◆ **To do**: Print the entries in full, word for word, but not the pictures.

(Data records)
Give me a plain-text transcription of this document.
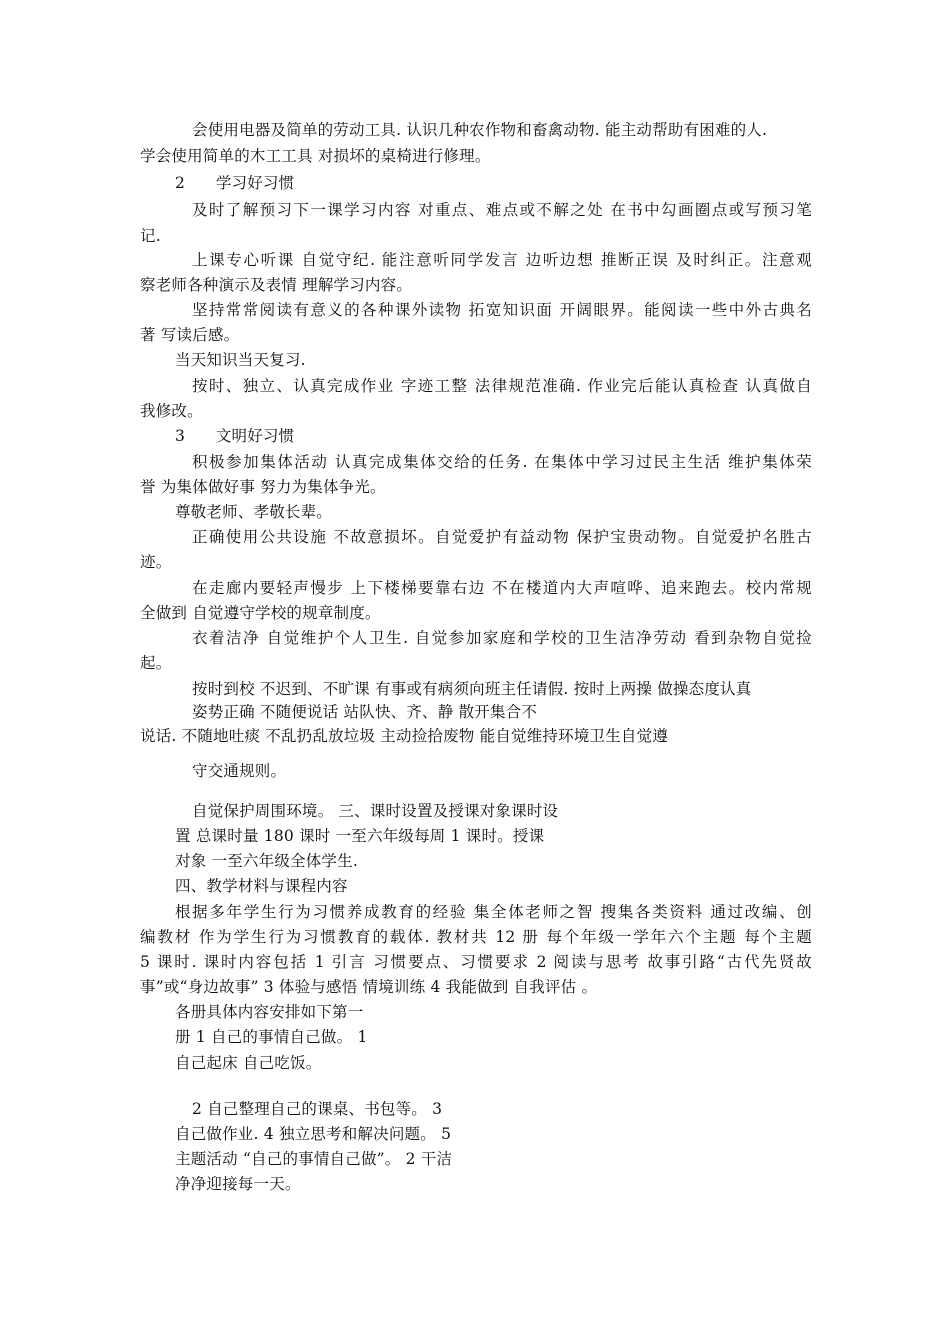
会使用电器及简单的劳动工具. 认识几种农作物和畜禽动物. 能主动帮助有困难的人.
学会使用简单的木工工具 对损坏的桌椅进行修理。
2      学习好习惯
及时了解预习下一课学习内容 对重点、难点或不解之处 在书中勾画圈点或写预习笔
记.
上课专心听课 自觉守纪. 能注意听同学发言 边听边想 推断正误 及时纠正。注意观
察老师各种演示及表情 理解学习内容。
坚持常常阅读有意义的各种课外读物 拓宽知识面 开阔眼界。能阅读一些中外古典名
著 写读后感。
当天知识当天复习.
按时、独立、认真完成作业 字迹工整 法律规范准确. 作业完后能认真检查 认真做自
我修改。
3      文明好习惯
积极参加集体活动 认真完成集体交给的任务. 在集体中学习过民主生活 维护集体荣
誉 为集体做好事 努力为集体争光。
尊敬老师、孝敬长辈。
正确使用公共设施 不故意损坏。自觉爱护有益动物 保护宝贵动物。自觉爱护名胜古
迹。
在走廊内要轻声慢步 上下楼梯要靠右边 不在楼道内大声喧哗、追来跑去。校内常规
全做到 自觉遵守学校的规章制度。
衣着洁净 自觉维护个人卫生. 自觉参加家庭和学校的卫生洁净劳动 看到杂物自觉捡
起。
按时到校 不迟到、不旷课 有事或有病须向班主任请假. 按时上两操 做操态度认真
姿势正确 不随便说话 站队快、齐、静 散开集合不
说话. 不随地吐痰 不乱扔乱放垃圾 主动捡拾废物 能自觉维持环境卫生自觉遵
守交通规则。
自觉保护周围环境。 三、课时设置及授课对象课时设
置 总课时量 180 课时 一至六年级每周 1 课时。授课
对象 一至六年级全体学生.
四、教学材料与课程内容
根据多年学生行为习惯养成教育的经验 集全体老师之智 搜集各类资料 通过改编、创
编教材 作为学生行为习惯教育的载体. 教材共 12 册 每个年级一学年六个主题 每个主题
5 课时. 课时内容包括 1 引言 习惯要点、习惯要求 2 阅读与思考 故事引路“古代先贤故
事”或“身边故事” 3 体验与感悟 情境训练 4 我能做到 自我评估 。
各册具体内容安排如下第一
册 1 自己的事情自己做。 1
自己起床 自己吃饭。
2 自己整理自己的课桌、书包等。 3
自己做作业. 4 独立思考和解决问题。 5
主题活动 “自己的事情自己做”。 2 干洁
净净迎接每一天。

◆ **Solution to this exercise**:
Give me a plain-text transcription of this document.
会使用电器及简单的劳动工具. 认识几种农作物和畜禽动物. 能主动帮助有困难的人.
学会使用简单的木工工具 对损坏的桌椅进行修理。
2      学习好习惯
及时了解预习下一课学习内容 对重点、难点或不解之处 在书中勾画圈点或写预习笔
记.
上课专心听课 自觉守纪. 能注意听同学发言 边听边想 推断正误 及时纠正。注意观
察老师各种演示及表情 理解学习内容。
坚持常常阅读有意义的各种课外读物 拓宽知识面 开阔眼界。能阅读一些中外古典名
著 写读后感。
当天知识当天复习.
按时、独立、认真完成作业 字迹工整 法律规范准确. 作业完后能认真检查 认真做自
我修改。
3      文明好习惯
积极参加集体活动 认真完成集体交给的任务. 在集体中学习过民主生活 维护集体荣
誉 为集体做好事 努力为集体争光。
尊敬老师、孝敬长辈。
正确使用公共设施 不故意损坏。自觉爱护有益动物 保护宝贵动物。自觉爱护名胜古
迹。
在走廊内要轻声慢步 上下楼梯要靠右边 不在楼道内大声喧哗、追来跑去。校内常规
全做到 自觉遵守学校的规章制度。
衣着洁净 自觉维护个人卫生. 自觉参加家庭和学校的卫生洁净劳动 看到杂物自觉捡
起。
按时到校 不迟到、不旷课 有事或有病须向班主任请假. 按时上两操 做操态度认真
姿势正确 不随便说话 站队快、齐、静 散开集合不
说话. 不随地吐痰 不乱扔乱放垃圾 主动捡拾废物 能自觉维持环境卫生自觉遵
守交通规则。
自觉保护周围环境。 三、课时设置及授课对象课时设
置 总课时量 180 课时 一至六年级每周 1 课时。授课
对象 一至六年级全体学生.
四、教学材料与课程内容
根据多年学生行为习惯养成教育的经验 集全体老师之智 搜集各类资料 通过改编、创
编教材 作为学生行为习惯教育的载体. 教材共 12 册 每个年级一学年六个主题 每个主题
5 课时. 课时内容包括 1 引言 习惯要点、习惯要求 2 阅读与思考 故事引路“古代先贤故
事”或“身边故事” 3 体验与感悟 情境训练 4 我能做到 自我评估 。
各册具体内容安排如下第一
册 1 自己的事情自己做。 1
自己起床 自己吃饭。
2 自己整理自己的课桌、书包等。 3
自己做作业. 4 独立思考和解决问题。 5
主题活动 “自己的事情自己做”。 2 干洁
净净迎接每一天。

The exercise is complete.